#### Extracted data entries
********************
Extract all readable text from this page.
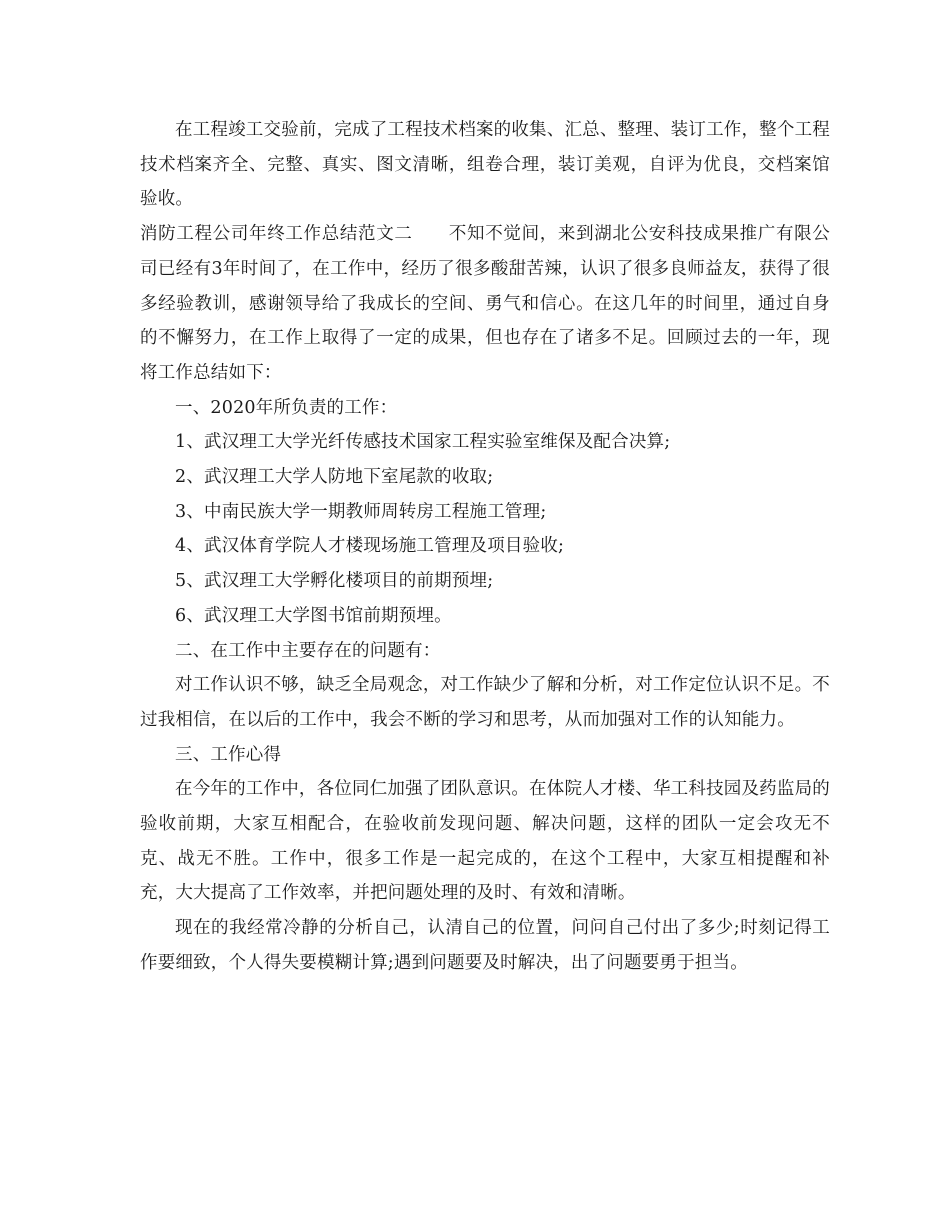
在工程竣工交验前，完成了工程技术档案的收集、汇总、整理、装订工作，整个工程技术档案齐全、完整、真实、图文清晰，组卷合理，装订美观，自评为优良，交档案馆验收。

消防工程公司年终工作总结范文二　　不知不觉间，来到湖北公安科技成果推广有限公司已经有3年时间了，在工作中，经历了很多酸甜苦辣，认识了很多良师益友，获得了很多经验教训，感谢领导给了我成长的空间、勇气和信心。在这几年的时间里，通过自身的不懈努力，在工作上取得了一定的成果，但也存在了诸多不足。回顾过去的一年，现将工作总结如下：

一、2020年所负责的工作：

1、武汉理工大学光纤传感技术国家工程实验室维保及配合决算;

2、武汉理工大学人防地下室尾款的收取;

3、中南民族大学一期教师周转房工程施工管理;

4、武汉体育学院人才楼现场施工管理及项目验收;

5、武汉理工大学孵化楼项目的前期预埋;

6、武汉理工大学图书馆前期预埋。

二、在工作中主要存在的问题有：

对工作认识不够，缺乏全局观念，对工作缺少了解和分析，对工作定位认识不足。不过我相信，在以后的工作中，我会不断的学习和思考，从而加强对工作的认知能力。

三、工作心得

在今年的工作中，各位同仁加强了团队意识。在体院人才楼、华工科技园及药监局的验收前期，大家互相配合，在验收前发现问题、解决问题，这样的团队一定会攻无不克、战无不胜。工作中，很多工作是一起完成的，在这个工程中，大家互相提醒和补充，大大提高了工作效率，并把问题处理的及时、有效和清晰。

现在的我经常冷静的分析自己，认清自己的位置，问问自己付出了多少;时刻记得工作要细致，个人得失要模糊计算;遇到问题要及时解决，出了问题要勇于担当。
********************
#### TASK TO CARRY OUT
Omit every picture, and otherwise quote the entries exactly.

#### SOLUTION FOR THIS PROBLEM
Extract all readable text from this page.
在工程竣工交验前，完成了工程技术档案的收集、汇总、整理、装订工作，整个工程技术档案齐全、完整、真实、图文清晰，组卷合理，装订美观，自评为优良，交档案馆验收。

消防工程公司年终工作总结范文二　　不知不觉间，来到湖北公安科技成果推广有限公司已经有3年时间了，在工作中，经历了很多酸甜苦辣，认识了很多良师益友，获得了很多经验教训，感谢领导给了我成长的空间、勇气和信心。在这几年的时间里，通过自身的不懈努力，在工作上取得了一定的成果，但也存在了诸多不足。回顾过去的一年，现将工作总结如下：

一、2020年所负责的工作：

1、武汉理工大学光纤传感技术国家工程实验室维保及配合决算;

2、武汉理工大学人防地下室尾款的收取;

3、中南民族大学一期教师周转房工程施工管理;

4、武汉体育学院人才楼现场施工管理及项目验收;

5、武汉理工大学孵化楼项目的前期预埋;

6、武汉理工大学图书馆前期预埋。

二、在工作中主要存在的问题有：

对工作认识不够，缺乏全局观念，对工作缺少了解和分析，对工作定位认识不足。不过我相信，在以后的工作中，我会不断的学习和思考，从而加强对工作的认知能力。

三、工作心得

在今年的工作中，各位同仁加强了团队意识。在体院人才楼、华工科技园及药监局的验收前期，大家互相配合，在验收前发现问题、解决问题，这样的团队一定会攻无不克、战无不胜。工作中，很多工作是一起完成的，在这个工程中，大家互相提醒和补充，大大提高了工作效率，并把问题处理的及时、有效和清晰。

现在的我经常冷静的分析自己，认清自己的位置，问问自己付出了多少;时刻记得工作要细致，个人得失要模糊计算;遇到问题要及时解决，出了问题要勇于担当。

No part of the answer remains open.